═════ RECORDS FOR THE EXERCISE ═════

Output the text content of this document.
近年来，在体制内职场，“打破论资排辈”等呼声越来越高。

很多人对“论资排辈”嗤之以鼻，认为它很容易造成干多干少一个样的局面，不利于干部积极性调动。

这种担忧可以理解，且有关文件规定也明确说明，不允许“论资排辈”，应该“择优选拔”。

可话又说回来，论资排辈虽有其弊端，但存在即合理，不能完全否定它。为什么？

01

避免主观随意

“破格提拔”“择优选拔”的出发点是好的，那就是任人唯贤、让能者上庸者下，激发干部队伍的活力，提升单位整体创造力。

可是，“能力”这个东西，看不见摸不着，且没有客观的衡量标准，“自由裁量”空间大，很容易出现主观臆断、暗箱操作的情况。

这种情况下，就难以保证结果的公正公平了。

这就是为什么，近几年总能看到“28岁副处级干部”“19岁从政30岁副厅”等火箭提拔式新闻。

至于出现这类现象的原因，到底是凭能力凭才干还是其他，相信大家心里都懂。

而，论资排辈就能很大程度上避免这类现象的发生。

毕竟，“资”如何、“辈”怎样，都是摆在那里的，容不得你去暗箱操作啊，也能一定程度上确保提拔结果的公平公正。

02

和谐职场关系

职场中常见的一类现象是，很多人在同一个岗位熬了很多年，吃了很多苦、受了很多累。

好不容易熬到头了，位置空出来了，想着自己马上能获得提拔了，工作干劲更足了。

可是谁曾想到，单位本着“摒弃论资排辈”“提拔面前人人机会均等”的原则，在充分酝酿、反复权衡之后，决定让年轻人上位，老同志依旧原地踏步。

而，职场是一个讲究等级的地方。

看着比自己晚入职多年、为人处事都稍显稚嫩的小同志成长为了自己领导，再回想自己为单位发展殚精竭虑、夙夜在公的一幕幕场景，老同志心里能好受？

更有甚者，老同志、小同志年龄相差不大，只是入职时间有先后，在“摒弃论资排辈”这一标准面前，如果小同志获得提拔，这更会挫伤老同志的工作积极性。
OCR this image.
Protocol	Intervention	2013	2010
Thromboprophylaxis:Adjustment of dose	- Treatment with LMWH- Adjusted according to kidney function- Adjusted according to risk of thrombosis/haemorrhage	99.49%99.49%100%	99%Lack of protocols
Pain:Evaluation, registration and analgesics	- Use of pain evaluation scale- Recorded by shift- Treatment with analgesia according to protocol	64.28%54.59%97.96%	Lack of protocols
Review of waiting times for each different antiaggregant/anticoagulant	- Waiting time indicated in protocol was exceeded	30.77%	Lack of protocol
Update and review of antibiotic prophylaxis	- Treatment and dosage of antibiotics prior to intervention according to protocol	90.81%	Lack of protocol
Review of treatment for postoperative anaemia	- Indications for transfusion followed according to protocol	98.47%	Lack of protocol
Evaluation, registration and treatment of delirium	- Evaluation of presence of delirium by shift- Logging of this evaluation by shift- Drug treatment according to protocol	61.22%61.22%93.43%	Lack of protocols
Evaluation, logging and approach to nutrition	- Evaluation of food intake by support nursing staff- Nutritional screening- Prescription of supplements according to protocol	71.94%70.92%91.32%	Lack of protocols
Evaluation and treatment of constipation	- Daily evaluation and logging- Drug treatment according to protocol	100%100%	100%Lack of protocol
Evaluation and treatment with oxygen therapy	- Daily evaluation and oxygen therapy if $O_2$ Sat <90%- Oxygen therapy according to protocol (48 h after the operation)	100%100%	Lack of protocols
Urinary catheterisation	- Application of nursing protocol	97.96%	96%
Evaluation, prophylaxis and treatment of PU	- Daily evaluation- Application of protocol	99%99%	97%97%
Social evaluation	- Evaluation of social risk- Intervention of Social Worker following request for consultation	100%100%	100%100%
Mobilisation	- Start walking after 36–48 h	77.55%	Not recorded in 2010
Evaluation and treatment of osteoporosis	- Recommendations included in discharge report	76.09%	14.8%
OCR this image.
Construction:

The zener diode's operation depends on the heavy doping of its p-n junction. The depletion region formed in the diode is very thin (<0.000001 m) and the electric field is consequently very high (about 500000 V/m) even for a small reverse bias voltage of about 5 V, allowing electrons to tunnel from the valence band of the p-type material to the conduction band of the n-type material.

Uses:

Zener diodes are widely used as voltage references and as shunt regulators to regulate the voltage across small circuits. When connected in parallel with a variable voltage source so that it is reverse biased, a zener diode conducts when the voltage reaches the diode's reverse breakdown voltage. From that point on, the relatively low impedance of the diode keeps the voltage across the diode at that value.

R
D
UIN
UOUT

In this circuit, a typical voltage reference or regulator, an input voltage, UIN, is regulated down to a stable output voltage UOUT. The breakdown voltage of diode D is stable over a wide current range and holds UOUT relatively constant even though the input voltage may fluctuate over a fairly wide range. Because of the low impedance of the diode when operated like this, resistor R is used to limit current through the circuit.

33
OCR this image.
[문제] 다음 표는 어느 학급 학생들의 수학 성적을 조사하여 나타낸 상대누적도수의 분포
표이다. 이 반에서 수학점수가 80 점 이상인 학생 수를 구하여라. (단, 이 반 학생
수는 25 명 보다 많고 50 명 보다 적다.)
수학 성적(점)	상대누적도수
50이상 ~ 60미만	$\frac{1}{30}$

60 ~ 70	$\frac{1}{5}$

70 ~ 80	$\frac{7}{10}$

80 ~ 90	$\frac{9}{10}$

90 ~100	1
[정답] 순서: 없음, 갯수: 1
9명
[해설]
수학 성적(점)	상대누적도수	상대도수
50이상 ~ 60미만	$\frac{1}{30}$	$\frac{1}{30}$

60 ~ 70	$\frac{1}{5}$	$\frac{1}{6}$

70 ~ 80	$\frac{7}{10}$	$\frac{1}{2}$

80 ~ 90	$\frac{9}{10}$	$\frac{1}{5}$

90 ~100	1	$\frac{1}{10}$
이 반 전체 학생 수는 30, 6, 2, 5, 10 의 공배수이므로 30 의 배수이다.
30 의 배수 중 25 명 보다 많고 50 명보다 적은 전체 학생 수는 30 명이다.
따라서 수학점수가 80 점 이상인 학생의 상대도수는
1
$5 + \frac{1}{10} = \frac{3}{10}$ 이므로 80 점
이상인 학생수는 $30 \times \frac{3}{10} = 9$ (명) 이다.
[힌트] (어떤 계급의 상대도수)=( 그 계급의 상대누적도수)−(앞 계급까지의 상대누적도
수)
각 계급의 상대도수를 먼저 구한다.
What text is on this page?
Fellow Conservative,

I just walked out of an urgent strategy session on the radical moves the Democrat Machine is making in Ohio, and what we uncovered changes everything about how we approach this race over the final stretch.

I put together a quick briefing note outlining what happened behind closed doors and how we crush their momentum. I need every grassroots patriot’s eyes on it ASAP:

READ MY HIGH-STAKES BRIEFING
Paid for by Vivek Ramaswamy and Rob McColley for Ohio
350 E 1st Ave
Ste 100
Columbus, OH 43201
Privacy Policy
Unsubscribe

═════

THE REQUEST =
Report all lines of the data above that include the string "nursing".

FULL ANSWER =
Evaluation, logging and approach to nutrition	- Evaluation of food intake by support nursing staff- Nutritional screening- Prescription of supplements according to protocol	71.94%70.92%91.32%	Lack of protocols
Urinary catheterisation	- Application of nursing protocol	97.96%	96%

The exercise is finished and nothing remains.